Task objective => Any pictures in the records below should be skipped; write out everything else exactly.

———

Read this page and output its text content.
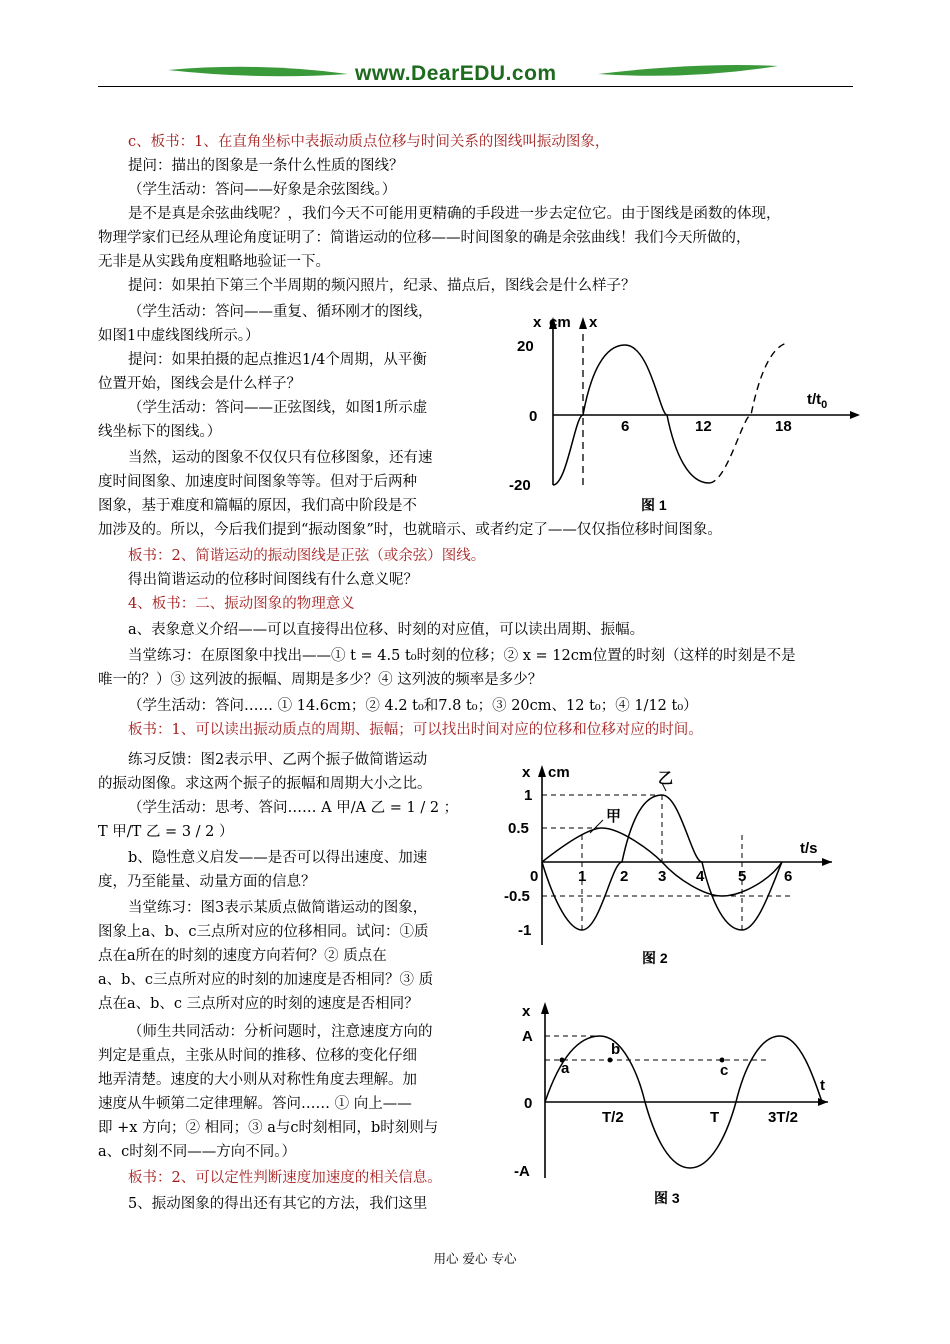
www.DearEDU.com
c、板书：1、在直角坐标中表振动质点位移与时间关系的图线叫振动图象，
提问：描出的图象是一条什么性质的图线？
（学生活动：答问——好象是余弦图线。）
是不是真是余弦曲线呢？，我们今天不可能用更精确的手段进一步去定位它。由于图线是函数的体现，
物理学家们已经从理论角度证明了：简谐运动的位移——时间图象的确是余弦曲线！我们今天所做的，
无非是从实践角度粗略地验证一下。
提问：如果拍下第三个半周期的频闪照片，纪录、描点后，图线会是什么样子？
（学生活动：答问——重复、循环刚才的图线，
如图1中虚线图线所示。）
提问：如果拍摄的起点推迟1/4个周期，从平衡
位置开始，图线会是什么样子？
（学生活动：答问——正弦图线，如图1所示虚
线坐标下的图线。）
当然，运动的图象不仅仅只有位移图象，还有速
度时间图象、加速度时间图象等等。但对于后两种
图象，基于难度和篇幅的原因，我们高中阶段是不
加涉及的。所以，今后我们提到“振动图象”时，也就暗示、或者约定了——仅仅指位移时间图象。
板书：2、简谐运动的振动图线是正弦（或余弦）图线。
得出简谐运动的位移时间图线有什么意义呢？
4、板书：二、振动图象的物理意义
a、表象意义介绍——可以直接得出位移、时刻的对应值，可以读出周期、振幅。
当堂练习：在原图象中找出——① t = 4.5 t₀时刻的位移；② x = 12cm位置的时刻（这样的时刻是不是
唯一的？）③ 这列波的振幅、周期是多少？④ 这列波的频率是多少？
（学生活动：答问…… ① 14.6cm；② 4.2 t₀和7.8 t₀；③ 20cm、12 t₀；④ 1/12 t₀）
板书：1、可以读出振动质点的周期、振幅；可以找出时间对应的位移和位移对应的时间。
练习反馈：图2表示甲、乙两个振子做简谐运动
的振动图像。求这两个振子的振幅和周期大小之比。
（学生活动：思考、答问…… A 甲/A 乙 = 1 / 2 ；
T 甲/T 乙 = 3 / 2 ）
b、隐性意义启发——是否可以得出速度、加速
度，乃至能量、动量方面的信息？
当堂练习：图3表示某质点做简谐运动的图象，
图象上a、b、c三点所对应的位移相同。试问：①质
点在a所在的时刻的速度方向若何？② 质点在
a、b、c三点所对应的时刻的加速度是否相同？③ 质
点在a、b、c 三点所对应的时刻的速度是否相同？
（师生共同活动：分析问题时，注意速度方向的
判定是重点，主张从时间的推移、位移的变化仔细
地弄清楚。速度的大小则从对称性角度去理解。加
速度从牛顿第二定律理解。答问…… ① 向上——
即 +x 方向；② 相同；③ a与c时刻相同，b时刻则与
a、c时刻不同——方向不同。）
板书：2、可以定性判断速度加速度的相关信息。
5、振动图象的得出还有其它的方法，我们这里
x cm x
$t/t_0$
20
0
-20
6	12	18
图 1
甲
乙
x cm
t/s
1
0.5
0
-0.5
-1
1 2 3 4 5	6
图 2
a
b
c
x
t
A
0
-A
T/2	T	3T/2
图 3
用心 爱心 专心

———

Solution for this exercise =>
Read this page and output its text content.
www.DearEDU.com
c、板书：1、在直角坐标中表振动质点位移与时间关系的图线叫振动图象，
提问：描出的图象是一条什么性质的图线？
（学生活动：答问——好象是余弦图线。）
是不是真是余弦曲线呢？，我们今天不可能用更精确的手段进一步去定位它。由于图线是函数的体现，
物理学家们已经从理论角度证明了：简谐运动的位移——时间图象的确是余弦曲线！我们今天所做的，
无非是从实践角度粗略地验证一下。
提问：如果拍下第三个半周期的频闪照片，纪录、描点后，图线会是什么样子？
（学生活动：答问——重复、循环刚才的图线，
如图1中虚线图线所示。）
提问：如果拍摄的起点推迟1/4个周期，从平衡
位置开始，图线会是什么样子？
（学生活动：答问——正弦图线，如图1所示虚
线坐标下的图线。）
当然，运动的图象不仅仅只有位移图象，还有速
度时间图象、加速度时间图象等等。但对于后两种
图象，基于难度和篇幅的原因，我们高中阶段是不
加涉及的。所以，今后我们提到“振动图象”时，也就暗示、或者约定了——仅仅指位移时间图象。
板书：2、简谐运动的振动图线是正弦（或余弦）图线。
得出简谐运动的位移时间图线有什么意义呢？
4、板书：二、振动图象的物理意义
a、表象意义介绍——可以直接得出位移、时刻的对应值，可以读出周期、振幅。
当堂练习：在原图象中找出——① t = 4.5 t₀时刻的位移；② x = 12cm位置的时刻（这样的时刻是不是
唯一的？）③ 这列波的振幅、周期是多少？④ 这列波的频率是多少？
（学生活动：答问…… ① 14.6cm；② 4.2 t₀和7.8 t₀；③ 20cm、12 t₀；④ 1/12 t₀）
板书：1、可以读出振动质点的周期、振幅；可以找出时间对应的位移和位移对应的时间。
练习反馈：图2表示甲、乙两个振子做简谐运动
的振动图像。求这两个振子的振幅和周期大小之比。
（学生活动：思考、答问…… A 甲/A 乙 = 1 / 2 ；
T 甲/T 乙 = 3 / 2 ）
b、隐性意义启发——是否可以得出速度、加速
度，乃至能量、动量方面的信息？
当堂练习：图3表示某质点做简谐运动的图象，
图象上a、b、c三点所对应的位移相同。试问：①质
点在a所在的时刻的速度方向若何？② 质点在
a、b、c三点所对应的时刻的加速度是否相同？③ 质
点在a、b、c 三点所对应的时刻的速度是否相同？
（师生共同活动：分析问题时，注意速度方向的
判定是重点，主张从时间的推移、位移的变化仔细
地弄清楚。速度的大小则从对称性角度去理解。加
速度从牛顿第二定律理解。答问…… ① 向上——
即 +x 方向；② 相同；③ a与c时刻相同，b时刻则与
a、c时刻不同——方向不同。）
板书：2、可以定性判断速度加速度的相关信息。
5、振动图象的得出还有其它的方法，我们这里
x cm x
$t/t_0$
20
0
-20
6	12	18
图 1
甲
乙
x cm
t/s
1
0.5
0
-0.5
-1
1 2 3 4 5	6
图 2
a
b
c
x
t
A
0
-A
T/2	T	3T/2
图 3
用心 爱心 专心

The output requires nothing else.